### Aim of the task:
Quote the whole listing exactly. Leave the pictures out of your copy.

### Records:
>>
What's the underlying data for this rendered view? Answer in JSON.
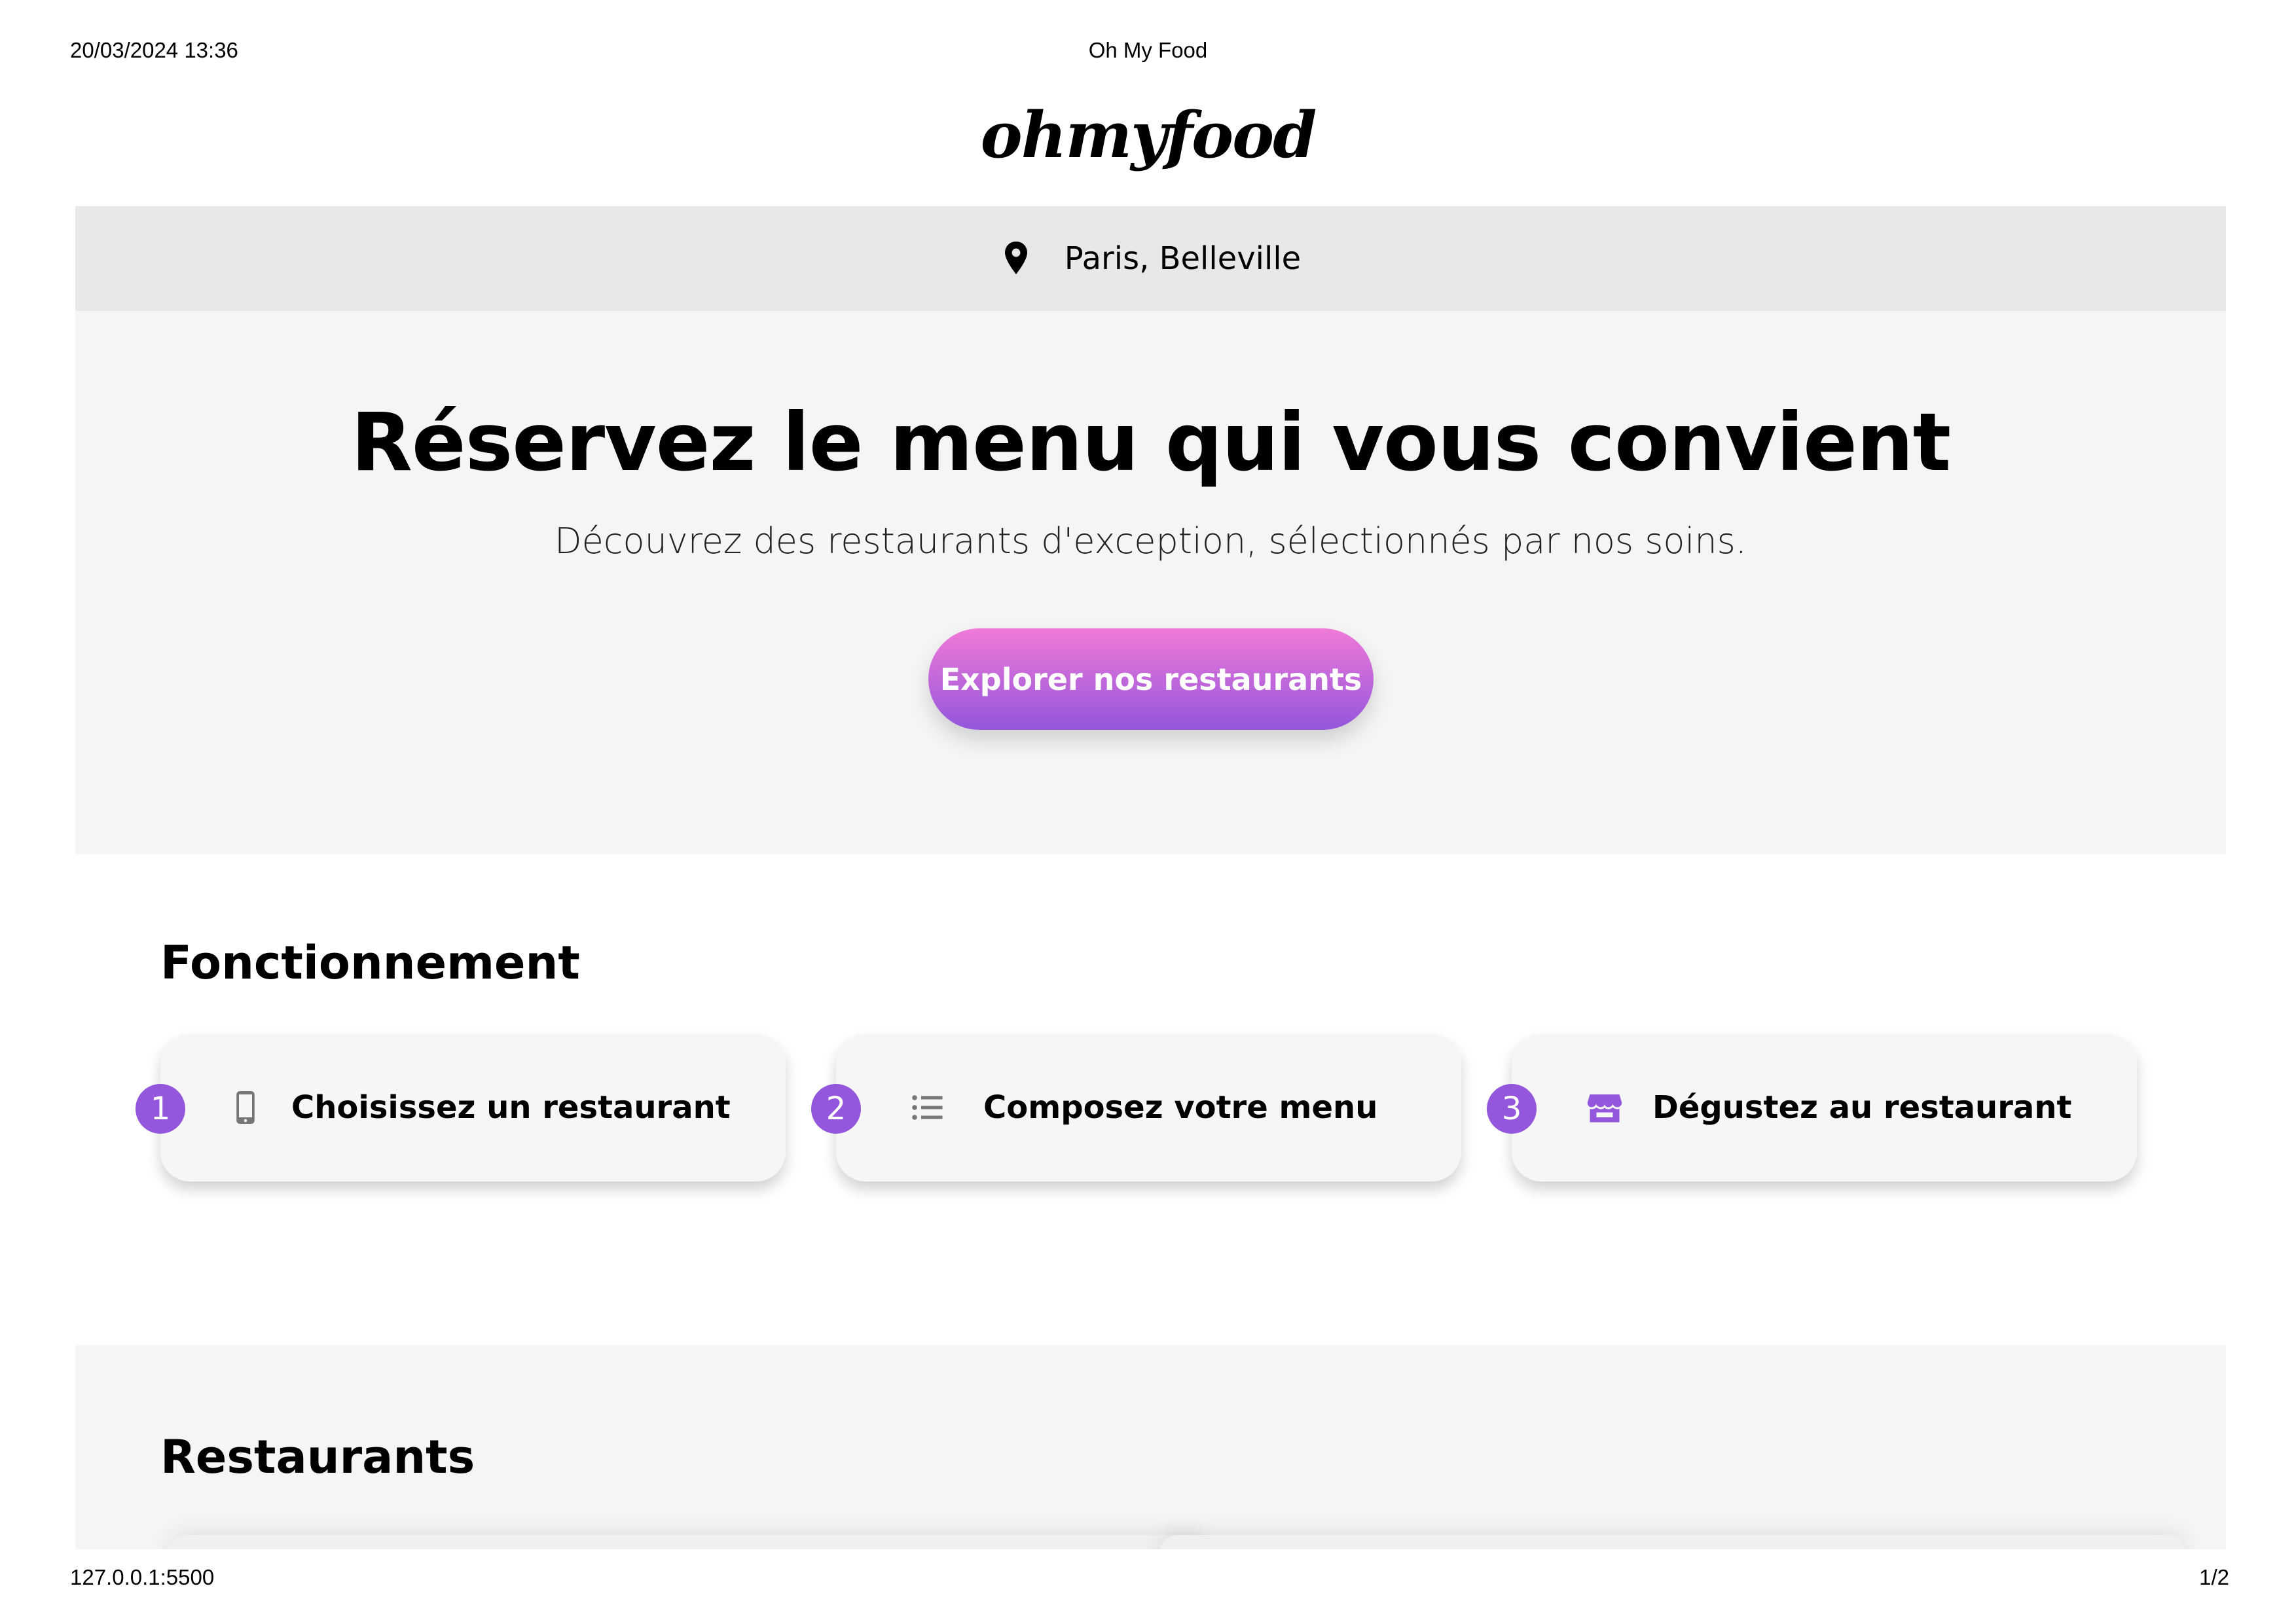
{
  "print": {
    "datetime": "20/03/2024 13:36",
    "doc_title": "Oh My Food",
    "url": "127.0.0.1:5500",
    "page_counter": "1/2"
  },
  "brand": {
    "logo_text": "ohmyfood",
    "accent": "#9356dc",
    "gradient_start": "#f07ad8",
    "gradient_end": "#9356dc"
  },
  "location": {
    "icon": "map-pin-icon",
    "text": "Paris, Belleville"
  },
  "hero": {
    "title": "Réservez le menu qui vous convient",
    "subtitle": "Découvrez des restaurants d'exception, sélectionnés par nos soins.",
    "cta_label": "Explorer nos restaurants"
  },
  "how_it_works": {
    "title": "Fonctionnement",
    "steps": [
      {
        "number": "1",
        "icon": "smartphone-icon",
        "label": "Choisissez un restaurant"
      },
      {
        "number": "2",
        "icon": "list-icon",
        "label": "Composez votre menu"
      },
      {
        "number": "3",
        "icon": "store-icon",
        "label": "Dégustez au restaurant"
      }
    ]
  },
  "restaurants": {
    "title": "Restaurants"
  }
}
<<
### Response to the exercise:
What's the underlying data for this rendered view? Answer in JSON.
{
  "print": {
    "datetime": "20/03/2024 13:36",
    "doc_title": "Oh My Food",
    "url": "127.0.0.1:5500",
    "page_counter": "1/2"
  },
  "brand": {
    "logo_text": "ohmyfood",
    "accent": "#9356dc",
    "gradient_start": "#f07ad8",
    "gradient_end": "#9356dc"
  },
  "location": {
    "icon": "map-pin-icon",
    "text": "Paris, Belleville"
  },
  "hero": {
    "title": "Réservez le menu qui vous convient",
    "subtitle": "Découvrez des restaurants d'exception, sélectionnés par nos soins.",
    "cta_label": "Explorer nos restaurants"
  },
  "how_it_works": {
    "title": "Fonctionnement",
    "steps": [
      {
        "number": "1",
        "icon": "smartphone-icon",
        "label": "Choisissez un restaurant"
      },
      {
        "number": "2",
        "icon": "list-icon",
        "label": "Composez votre menu"
      },
      {
        "number": "3",
        "icon": "store-icon",
        "label": "Dégustez au restaurant"
      }
    ]
  },
  "restaurants": {
    "title": "Restaurants"
  }
}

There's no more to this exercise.